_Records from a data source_
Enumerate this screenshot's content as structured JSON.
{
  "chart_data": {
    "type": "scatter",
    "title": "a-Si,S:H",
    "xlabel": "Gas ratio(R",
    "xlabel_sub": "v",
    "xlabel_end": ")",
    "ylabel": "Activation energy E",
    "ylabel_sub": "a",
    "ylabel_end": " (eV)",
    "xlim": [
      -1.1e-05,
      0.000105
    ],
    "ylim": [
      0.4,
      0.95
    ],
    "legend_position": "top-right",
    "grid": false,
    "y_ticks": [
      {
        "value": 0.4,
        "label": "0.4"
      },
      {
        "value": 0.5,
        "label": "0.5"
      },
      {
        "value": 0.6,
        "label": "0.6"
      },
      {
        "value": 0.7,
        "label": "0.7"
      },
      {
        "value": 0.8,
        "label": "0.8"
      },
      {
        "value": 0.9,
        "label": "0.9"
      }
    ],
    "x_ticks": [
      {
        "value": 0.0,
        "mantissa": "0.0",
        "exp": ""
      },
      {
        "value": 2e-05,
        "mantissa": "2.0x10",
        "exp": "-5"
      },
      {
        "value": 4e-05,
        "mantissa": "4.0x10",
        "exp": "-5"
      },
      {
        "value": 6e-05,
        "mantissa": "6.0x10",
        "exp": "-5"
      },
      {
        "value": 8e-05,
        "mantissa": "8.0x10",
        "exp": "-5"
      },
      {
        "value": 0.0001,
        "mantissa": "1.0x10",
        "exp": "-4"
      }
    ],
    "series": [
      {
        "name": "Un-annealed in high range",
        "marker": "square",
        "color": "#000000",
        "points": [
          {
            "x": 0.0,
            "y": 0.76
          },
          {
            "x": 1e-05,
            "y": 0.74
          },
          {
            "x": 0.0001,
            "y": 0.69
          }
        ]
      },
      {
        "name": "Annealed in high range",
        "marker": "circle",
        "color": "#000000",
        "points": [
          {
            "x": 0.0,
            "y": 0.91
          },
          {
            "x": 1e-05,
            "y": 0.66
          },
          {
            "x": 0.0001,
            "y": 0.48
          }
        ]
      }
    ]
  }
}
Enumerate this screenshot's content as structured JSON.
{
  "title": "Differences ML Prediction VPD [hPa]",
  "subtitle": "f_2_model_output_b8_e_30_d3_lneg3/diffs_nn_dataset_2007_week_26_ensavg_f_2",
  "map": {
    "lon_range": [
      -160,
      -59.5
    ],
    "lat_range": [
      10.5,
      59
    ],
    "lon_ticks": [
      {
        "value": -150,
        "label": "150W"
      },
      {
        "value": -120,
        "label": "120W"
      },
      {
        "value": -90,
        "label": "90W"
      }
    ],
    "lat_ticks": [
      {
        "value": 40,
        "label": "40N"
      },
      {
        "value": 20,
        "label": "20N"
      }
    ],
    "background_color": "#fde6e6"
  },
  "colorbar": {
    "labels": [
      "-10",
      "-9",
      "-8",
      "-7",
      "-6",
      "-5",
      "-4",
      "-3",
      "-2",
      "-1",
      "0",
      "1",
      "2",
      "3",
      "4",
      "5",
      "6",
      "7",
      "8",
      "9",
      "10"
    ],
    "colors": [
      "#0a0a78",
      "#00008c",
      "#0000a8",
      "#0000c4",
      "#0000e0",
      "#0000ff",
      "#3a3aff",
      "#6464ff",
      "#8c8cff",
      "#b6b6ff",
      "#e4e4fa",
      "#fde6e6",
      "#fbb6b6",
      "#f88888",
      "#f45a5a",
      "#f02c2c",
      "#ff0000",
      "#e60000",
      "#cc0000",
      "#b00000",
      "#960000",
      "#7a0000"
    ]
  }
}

_Do this_
Restate the whole of the material exactly.

_Exercise result_
Enumerate this screenshot's content as structured JSON.
{
  "chart_data": {
    "type": "scatter",
    "title": "a-Si,S:H",
    "xlabel": "Gas ratio(R",
    "xlabel_sub": "v",
    "xlabel_end": ")",
    "ylabel": "Activation energy E",
    "ylabel_sub": "a",
    "ylabel_end": " (eV)",
    "xlim": [
      -1.1e-05,
      0.000105
    ],
    "ylim": [
      0.4,
      0.95
    ],
    "legend_position": "top-right",
    "grid": false,
    "y_ticks": [
      {
        "value": 0.4,
        "label": "0.4"
      },
      {
        "value": 0.5,
        "label": "0.5"
      },
      {
        "value": 0.6,
        "label": "0.6"
      },
      {
        "value": 0.7,
        "label": "0.7"
      },
      {
        "value": 0.8,
        "label": "0.8"
      },
      {
        "value": 0.9,
        "label": "0.9"
      }
    ],
    "x_ticks": [
      {
        "value": 0.0,
        "mantissa": "0.0",
        "exp": ""
      },
      {
        "value": 2e-05,
        "mantissa": "2.0x10",
        "exp": "-5"
      },
      {
        "value": 4e-05,
        "mantissa": "4.0x10",
        "exp": "-5"
      },
      {
        "value": 6e-05,
        "mantissa": "6.0x10",
        "exp": "-5"
      },
      {
        "value": 8e-05,
        "mantissa": "8.0x10",
        "exp": "-5"
      },
      {
        "value": 0.0001,
        "mantissa": "1.0x10",
        "exp": "-4"
      }
    ],
    "series": [
      {
        "name": "Un-annealed in high range",
        "marker": "square",
        "color": "#000000",
        "points": [
          {
            "x": 0.0,
            "y": 0.76
          },
          {
            "x": 1e-05,
            "y": 0.74
          },
          {
            "x": 0.0001,
            "y": 0.69
          }
        ]
      },
      {
        "name": "Annealed in high range",
        "marker": "circle",
        "color": "#000000",
        "points": [
          {
            "x": 0.0,
            "y": 0.91
          },
          {
            "x": 1e-05,
            "y": 0.66
          },
          {
            "x": 0.0001,
            "y": 0.48
          }
        ]
      }
    ]
  }
}
Enumerate this screenshot's content as structured JSON.
{
  "title": "Differences ML Prediction VPD [hPa]",
  "subtitle": "f_2_model_output_b8_e_30_d3_lneg3/diffs_nn_dataset_2007_week_26_ensavg_f_2",
  "map": {
    "lon_range": [
      -160,
      -59.5
    ],
    "lat_range": [
      10.5,
      59
    ],
    "lon_ticks": [
      {
        "value": -150,
        "label": "150W"
      },
      {
        "value": -120,
        "label": "120W"
      },
      {
        "value": -90,
        "label": "90W"
      }
    ],
    "lat_ticks": [
      {
        "value": 40,
        "label": "40N"
      },
      {
        "value": 20,
        "label": "20N"
      }
    ],
    "background_color": "#fde6e6"
  },
  "colorbar": {
    "labels": [
      "-10",
      "-9",
      "-8",
      "-7",
      "-6",
      "-5",
      "-4",
      "-3",
      "-2",
      "-1",
      "0",
      "1",
      "2",
      "3",
      "4",
      "5",
      "6",
      "7",
      "8",
      "9",
      "10"
    ],
    "colors": [
      "#0a0a78",
      "#00008c",
      "#0000a8",
      "#0000c4",
      "#0000e0",
      "#0000ff",
      "#3a3aff",
      "#6464ff",
      "#8c8cff",
      "#b6b6ff",
      "#e4e4fa",
      "#fde6e6",
      "#fbb6b6",
      "#f88888",
      "#f45a5a",
      "#f02c2c",
      "#ff0000",
      "#e60000",
      "#cc0000",
      "#b00000",
      "#960000",
      "#7a0000"
    ]
  }
}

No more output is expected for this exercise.